• Challenge: Copy each line below in which the string "arbitrary" occurs.

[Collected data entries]
■ ■ ■ ■ ■

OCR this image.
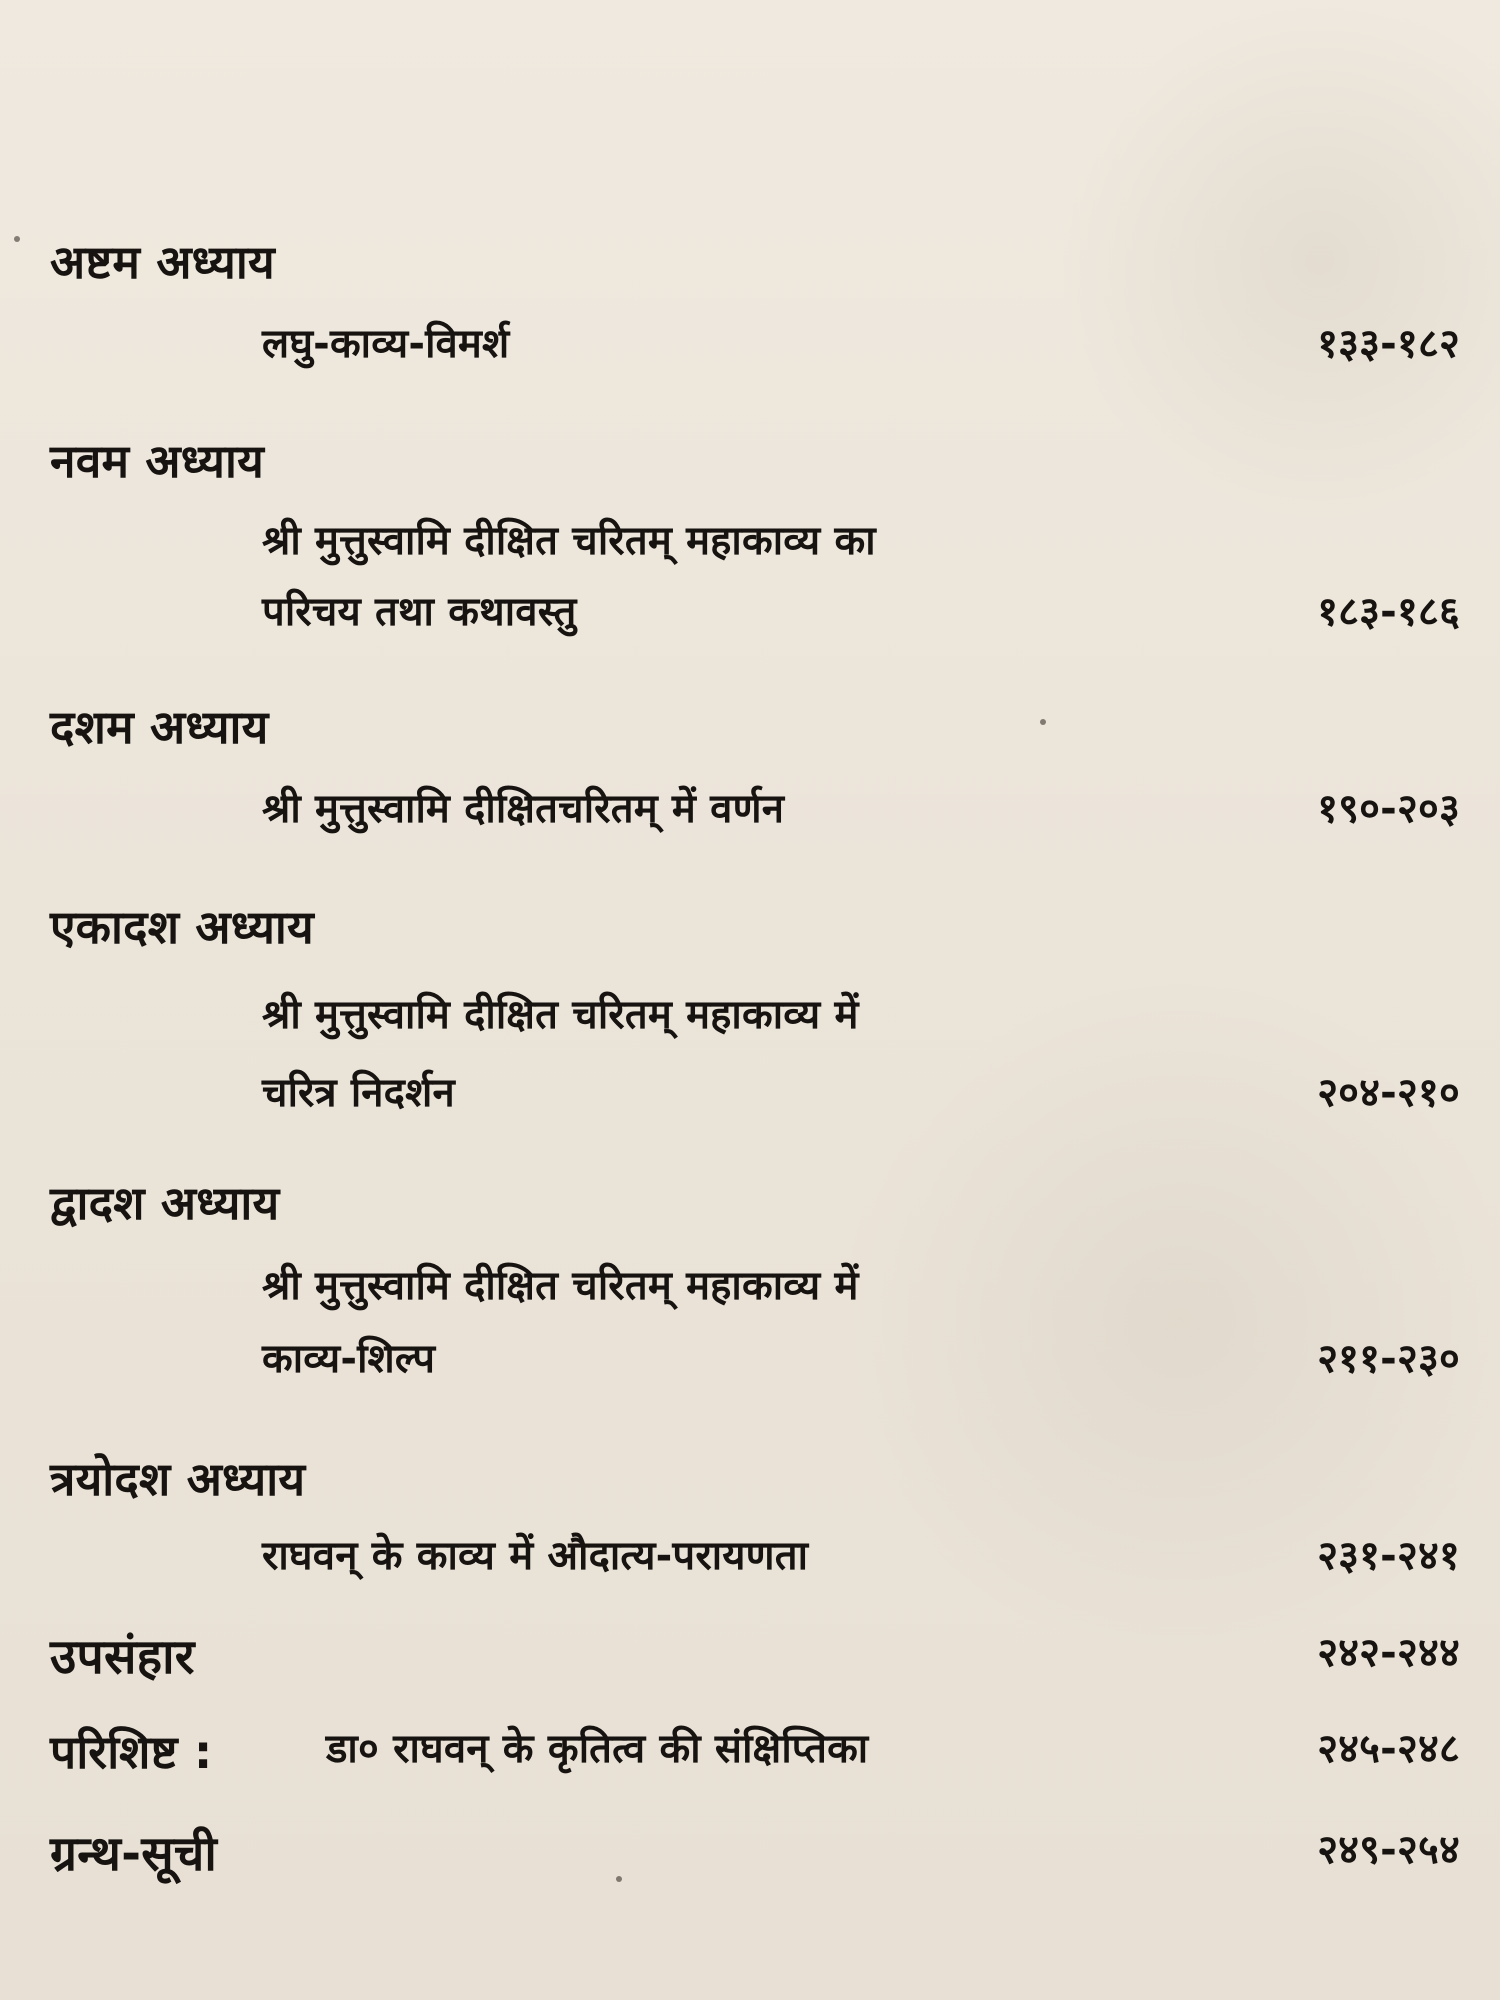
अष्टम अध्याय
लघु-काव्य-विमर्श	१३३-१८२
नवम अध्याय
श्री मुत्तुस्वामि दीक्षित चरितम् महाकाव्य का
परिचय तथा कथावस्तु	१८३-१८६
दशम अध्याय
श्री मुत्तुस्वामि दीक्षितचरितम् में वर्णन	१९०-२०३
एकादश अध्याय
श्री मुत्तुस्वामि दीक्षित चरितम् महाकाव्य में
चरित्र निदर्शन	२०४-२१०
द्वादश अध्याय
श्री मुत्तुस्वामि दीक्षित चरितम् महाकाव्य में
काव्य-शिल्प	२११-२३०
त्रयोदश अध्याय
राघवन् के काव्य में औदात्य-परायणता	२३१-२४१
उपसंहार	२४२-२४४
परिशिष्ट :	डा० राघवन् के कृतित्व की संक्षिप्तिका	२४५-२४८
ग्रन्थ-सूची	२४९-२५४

■ ■ ■ ■ ■

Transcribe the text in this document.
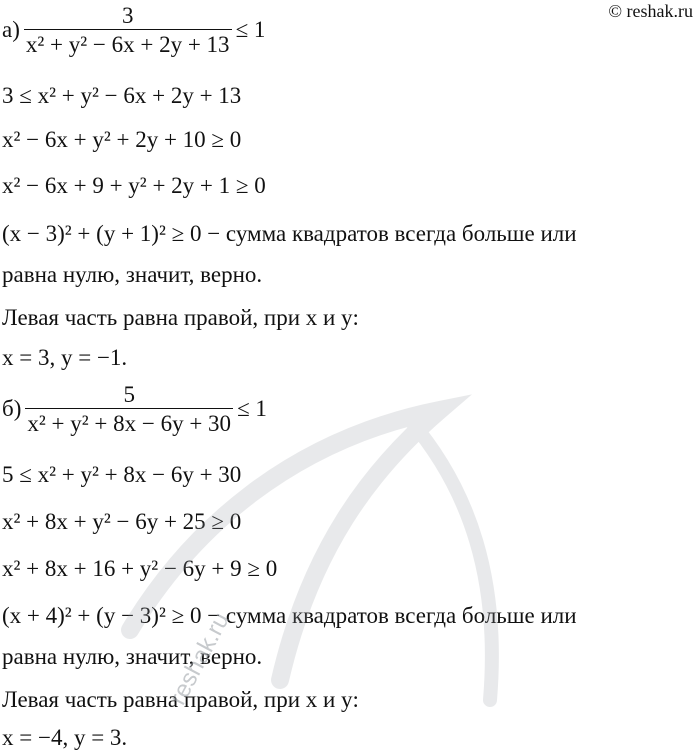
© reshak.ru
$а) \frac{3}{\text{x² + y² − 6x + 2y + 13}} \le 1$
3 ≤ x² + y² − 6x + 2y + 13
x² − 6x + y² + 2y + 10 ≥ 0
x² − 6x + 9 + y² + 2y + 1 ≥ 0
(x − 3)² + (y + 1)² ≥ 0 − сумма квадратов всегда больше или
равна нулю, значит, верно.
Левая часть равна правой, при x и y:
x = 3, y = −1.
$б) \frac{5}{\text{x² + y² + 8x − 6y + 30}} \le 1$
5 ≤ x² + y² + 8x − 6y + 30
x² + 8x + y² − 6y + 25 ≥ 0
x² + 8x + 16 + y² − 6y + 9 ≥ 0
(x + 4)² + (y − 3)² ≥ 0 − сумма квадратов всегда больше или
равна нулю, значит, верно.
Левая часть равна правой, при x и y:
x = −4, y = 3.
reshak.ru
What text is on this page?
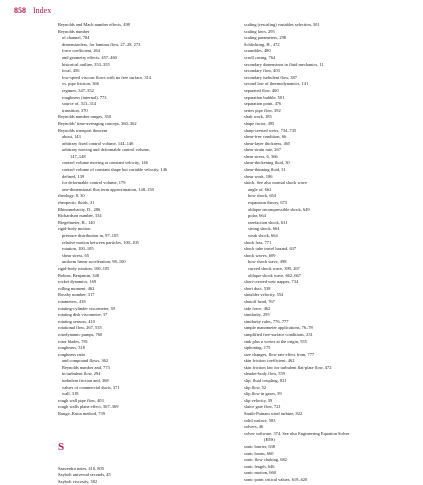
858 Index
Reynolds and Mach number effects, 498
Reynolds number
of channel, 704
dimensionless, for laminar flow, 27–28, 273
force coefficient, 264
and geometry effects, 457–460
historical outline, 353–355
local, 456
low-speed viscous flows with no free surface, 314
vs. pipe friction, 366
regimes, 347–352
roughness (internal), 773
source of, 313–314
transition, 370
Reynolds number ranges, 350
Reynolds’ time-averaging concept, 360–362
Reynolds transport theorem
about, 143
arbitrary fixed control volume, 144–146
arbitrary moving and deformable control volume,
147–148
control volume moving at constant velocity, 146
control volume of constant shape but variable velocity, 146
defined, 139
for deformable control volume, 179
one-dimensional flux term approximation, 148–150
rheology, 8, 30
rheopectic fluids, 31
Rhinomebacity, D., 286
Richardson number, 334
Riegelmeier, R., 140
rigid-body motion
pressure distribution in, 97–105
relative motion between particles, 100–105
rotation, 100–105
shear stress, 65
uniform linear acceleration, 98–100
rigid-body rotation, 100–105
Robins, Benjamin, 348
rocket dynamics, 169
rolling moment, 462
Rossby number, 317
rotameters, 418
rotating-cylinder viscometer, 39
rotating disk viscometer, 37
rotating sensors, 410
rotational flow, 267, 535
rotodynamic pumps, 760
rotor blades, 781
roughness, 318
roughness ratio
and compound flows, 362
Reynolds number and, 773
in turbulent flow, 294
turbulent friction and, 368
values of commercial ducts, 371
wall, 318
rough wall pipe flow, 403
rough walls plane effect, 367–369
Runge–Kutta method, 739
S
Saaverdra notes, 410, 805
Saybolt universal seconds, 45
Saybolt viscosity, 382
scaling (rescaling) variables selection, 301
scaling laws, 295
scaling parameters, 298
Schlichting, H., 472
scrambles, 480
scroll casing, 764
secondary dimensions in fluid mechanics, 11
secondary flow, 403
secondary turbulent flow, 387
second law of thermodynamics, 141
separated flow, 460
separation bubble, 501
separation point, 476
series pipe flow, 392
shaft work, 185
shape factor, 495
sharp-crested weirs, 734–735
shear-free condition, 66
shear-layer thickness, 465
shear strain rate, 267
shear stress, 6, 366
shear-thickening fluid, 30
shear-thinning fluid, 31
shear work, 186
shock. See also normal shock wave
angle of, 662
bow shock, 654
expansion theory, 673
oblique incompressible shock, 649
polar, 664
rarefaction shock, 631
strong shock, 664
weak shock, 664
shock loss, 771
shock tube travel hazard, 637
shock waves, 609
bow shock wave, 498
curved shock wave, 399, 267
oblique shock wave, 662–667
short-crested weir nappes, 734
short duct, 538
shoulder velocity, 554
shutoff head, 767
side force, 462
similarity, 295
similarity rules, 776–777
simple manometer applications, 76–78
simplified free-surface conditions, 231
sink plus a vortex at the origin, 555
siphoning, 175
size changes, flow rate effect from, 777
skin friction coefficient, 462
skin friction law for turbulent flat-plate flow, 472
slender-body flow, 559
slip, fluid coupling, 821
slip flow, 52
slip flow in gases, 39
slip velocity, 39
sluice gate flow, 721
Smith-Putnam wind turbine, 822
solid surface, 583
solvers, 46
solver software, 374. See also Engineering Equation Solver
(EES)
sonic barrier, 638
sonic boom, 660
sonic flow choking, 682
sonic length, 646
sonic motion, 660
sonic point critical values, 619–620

■ ■ ■ ■ ■

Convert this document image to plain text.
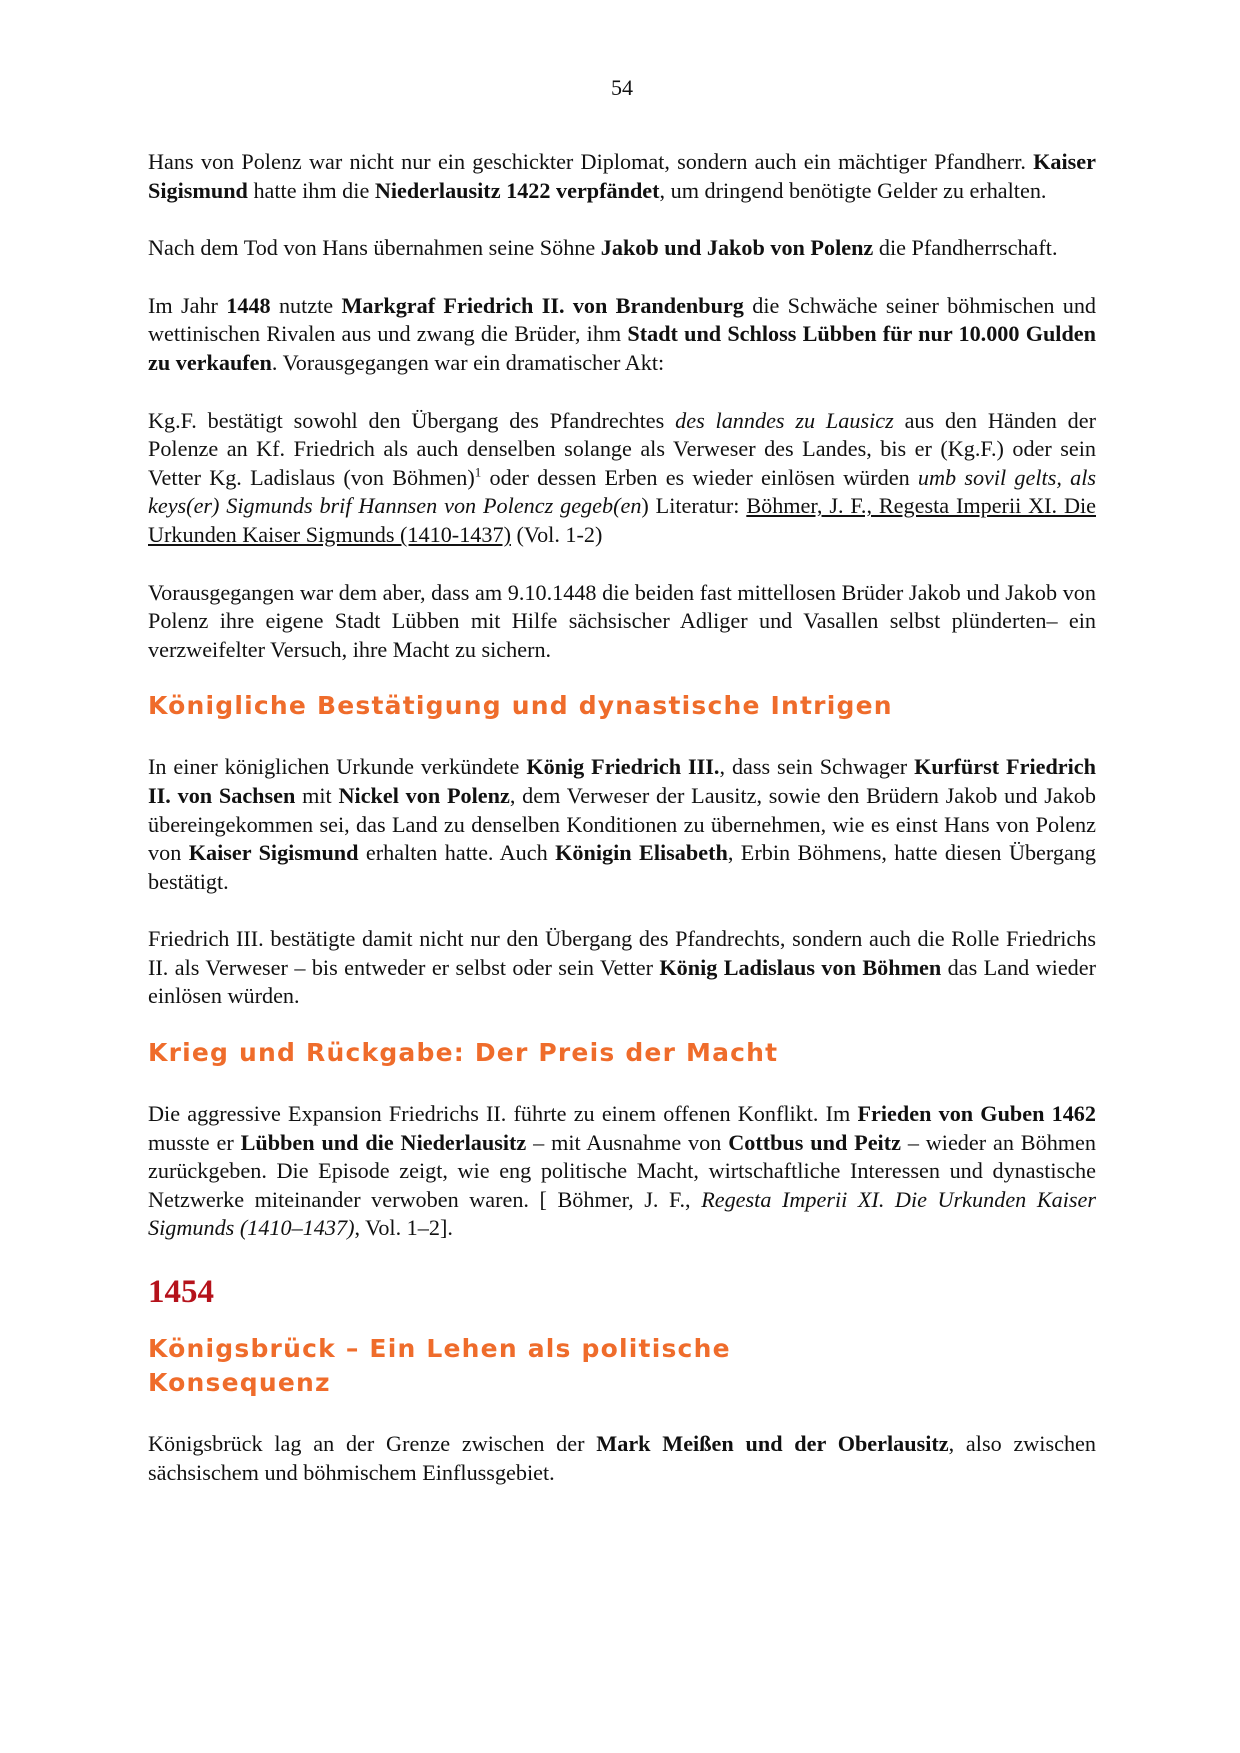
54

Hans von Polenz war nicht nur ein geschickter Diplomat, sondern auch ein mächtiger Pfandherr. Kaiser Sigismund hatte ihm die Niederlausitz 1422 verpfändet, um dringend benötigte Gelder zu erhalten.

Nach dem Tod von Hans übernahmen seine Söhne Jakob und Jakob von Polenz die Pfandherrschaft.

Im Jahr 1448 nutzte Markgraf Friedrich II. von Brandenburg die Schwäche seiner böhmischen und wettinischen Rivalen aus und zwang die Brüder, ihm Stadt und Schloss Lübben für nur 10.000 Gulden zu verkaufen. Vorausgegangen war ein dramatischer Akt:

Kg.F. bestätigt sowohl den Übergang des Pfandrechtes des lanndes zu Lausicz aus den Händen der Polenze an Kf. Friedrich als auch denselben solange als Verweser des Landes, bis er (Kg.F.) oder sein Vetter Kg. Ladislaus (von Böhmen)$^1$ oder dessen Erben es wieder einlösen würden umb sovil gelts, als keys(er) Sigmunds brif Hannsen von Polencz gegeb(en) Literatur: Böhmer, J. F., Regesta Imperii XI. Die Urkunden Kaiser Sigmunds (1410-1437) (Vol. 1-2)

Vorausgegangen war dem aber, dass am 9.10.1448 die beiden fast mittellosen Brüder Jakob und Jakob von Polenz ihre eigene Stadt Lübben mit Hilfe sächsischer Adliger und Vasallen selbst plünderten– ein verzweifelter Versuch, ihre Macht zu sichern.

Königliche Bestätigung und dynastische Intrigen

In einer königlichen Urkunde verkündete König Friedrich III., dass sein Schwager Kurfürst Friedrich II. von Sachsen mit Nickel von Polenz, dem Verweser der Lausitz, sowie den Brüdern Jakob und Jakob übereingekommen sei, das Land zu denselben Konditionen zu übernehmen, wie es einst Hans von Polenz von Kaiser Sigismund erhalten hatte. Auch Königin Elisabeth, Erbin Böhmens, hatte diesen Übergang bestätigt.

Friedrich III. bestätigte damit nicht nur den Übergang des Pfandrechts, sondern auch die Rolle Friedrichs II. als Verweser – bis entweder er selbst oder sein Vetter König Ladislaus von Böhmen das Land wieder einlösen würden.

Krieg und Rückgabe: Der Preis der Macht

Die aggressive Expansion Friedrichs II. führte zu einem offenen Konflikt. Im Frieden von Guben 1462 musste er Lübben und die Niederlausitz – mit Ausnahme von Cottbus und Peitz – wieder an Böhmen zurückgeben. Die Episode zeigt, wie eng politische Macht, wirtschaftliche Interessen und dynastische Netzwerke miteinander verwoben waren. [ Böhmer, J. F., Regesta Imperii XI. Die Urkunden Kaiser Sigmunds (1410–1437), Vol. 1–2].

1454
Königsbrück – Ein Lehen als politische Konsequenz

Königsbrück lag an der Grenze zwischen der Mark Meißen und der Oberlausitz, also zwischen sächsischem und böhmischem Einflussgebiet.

■ ■ ■ ■ ■

• Task output:
arbitrary fixed control volume, 144–146
arbitrary moving and deformable control volume,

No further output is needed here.